**What needs to be done:**
Reproduce every line of the items below word for word, but leave out the pictures.

**Data provided:**
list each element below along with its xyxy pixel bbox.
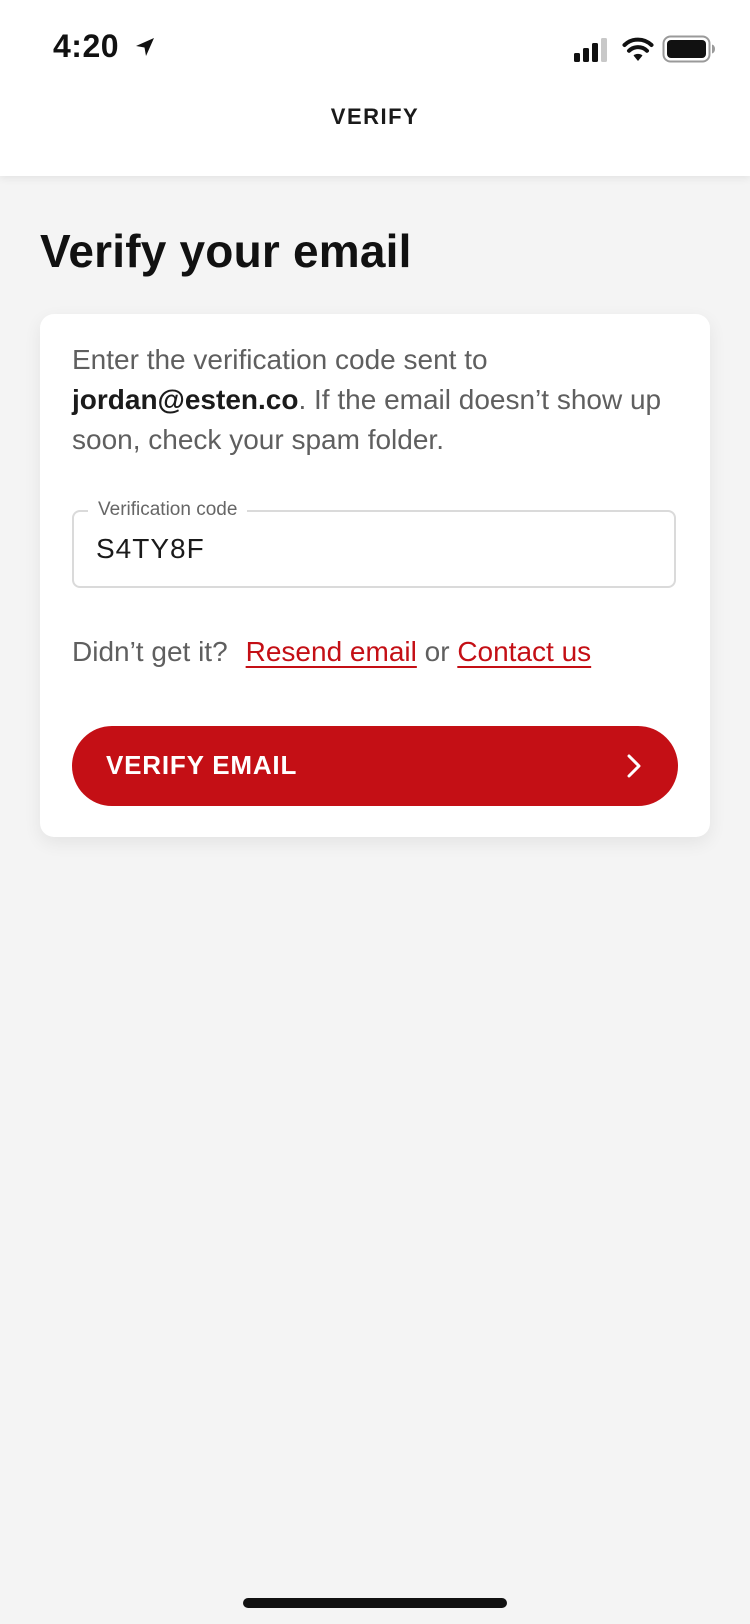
verification-code-input[interactable] <box>96 530 656 568</box>
page-title: Verify your email <box>40 225 412 277</box>
resend-email-link[interactable]: Resend email <box>246 636 417 667</box>
verification-instructions: Enter the verification code sent to jord… <box>72 340 682 460</box>
verification-card: Enter the verification code sent to jord… <box>40 314 710 837</box>
verify-email-button-label: VERIFY EMAIL <box>106 750 298 780</box>
verification-code-field[interactable]: Verification code <box>72 498 676 588</box>
help-prompt: Didn’t get it? <box>72 636 228 667</box>
email-address: jordan@esten.co <box>72 384 299 415</box>
chevron-right-icon <box>627 754 641 778</box>
wifi-icon <box>622 37 654 61</box>
resend-help-line: Didn’t get it? Resend email or Contact us <box>72 634 591 670</box>
nav-title: VERIFY <box>330 104 420 129</box>
top-bar: 4:20 VERIFY <box>0 0 750 176</box>
status-time: 4:20 <box>53 28 120 64</box>
home-indicator[interactable] <box>243 1598 507 1608</box>
location-arrow-icon <box>136 38 154 56</box>
battery-icon <box>662 35 715 63</box>
verify-email-button[interactable]: VERIFY EMAIL <box>72 726 678 806</box>
verification-code-label: Verification code <box>88 498 248 522</box>
status-bar: 4:20 <box>0 0 750 100</box>
contact-us-link[interactable]: Contact us <box>457 636 591 667</box>
instruction-prefix: Enter the verification code sent to <box>72 344 488 375</box>
help-connector: or <box>424 636 450 667</box>
cellular-signal-icon <box>574 38 607 62</box>
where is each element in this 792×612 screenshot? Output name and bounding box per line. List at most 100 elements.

**Solution to this exercise:**
list each element below along with its xyxy pixel bbox.
verification-code-input[interactable] <box>96 530 656 568</box>
page-title: Verify your email <box>40 225 412 277</box>
resend-email-link[interactable]: Resend email <box>246 636 417 667</box>
verification-instructions: Enter the verification code sent to jord… <box>72 340 682 460</box>
verification-card: Enter the verification code sent to jord… <box>40 314 710 837</box>
verify-email-button-label: VERIFY EMAIL <box>106 750 298 780</box>
verification-code-field[interactable]: Verification code <box>72 498 676 588</box>
help-prompt: Didn’t get it? <box>72 636 228 667</box>
email-address: jordan@esten.co <box>72 384 299 415</box>
chevron-right-icon <box>627 754 641 778</box>
wifi-icon <box>622 37 654 61</box>
resend-help-line: Didn’t get it? Resend email or Contact us <box>72 634 591 670</box>
nav-title: VERIFY <box>330 104 420 129</box>
top-bar: 4:20 VERIFY <box>0 0 750 176</box>
status-time: 4:20 <box>53 28 120 64</box>
home-indicator[interactable] <box>243 1598 507 1608</box>
location-arrow-icon <box>136 38 154 56</box>
battery-icon <box>662 35 715 63</box>
verify-email-button[interactable]: VERIFY EMAIL <box>72 726 678 806</box>
verification-code-label: Verification code <box>88 498 248 522</box>
status-bar: 4:20 <box>0 0 750 100</box>
contact-us-link[interactable]: Contact us <box>457 636 591 667</box>
instruction-prefix: Enter the verification code sent to <box>72 344 488 375</box>
help-connector: or <box>424 636 450 667</box>
cellular-signal-icon <box>574 38 607 62</box>
where is each element in this 792×612 screenshot? Output name and bounding box per line. List at most 100 elements.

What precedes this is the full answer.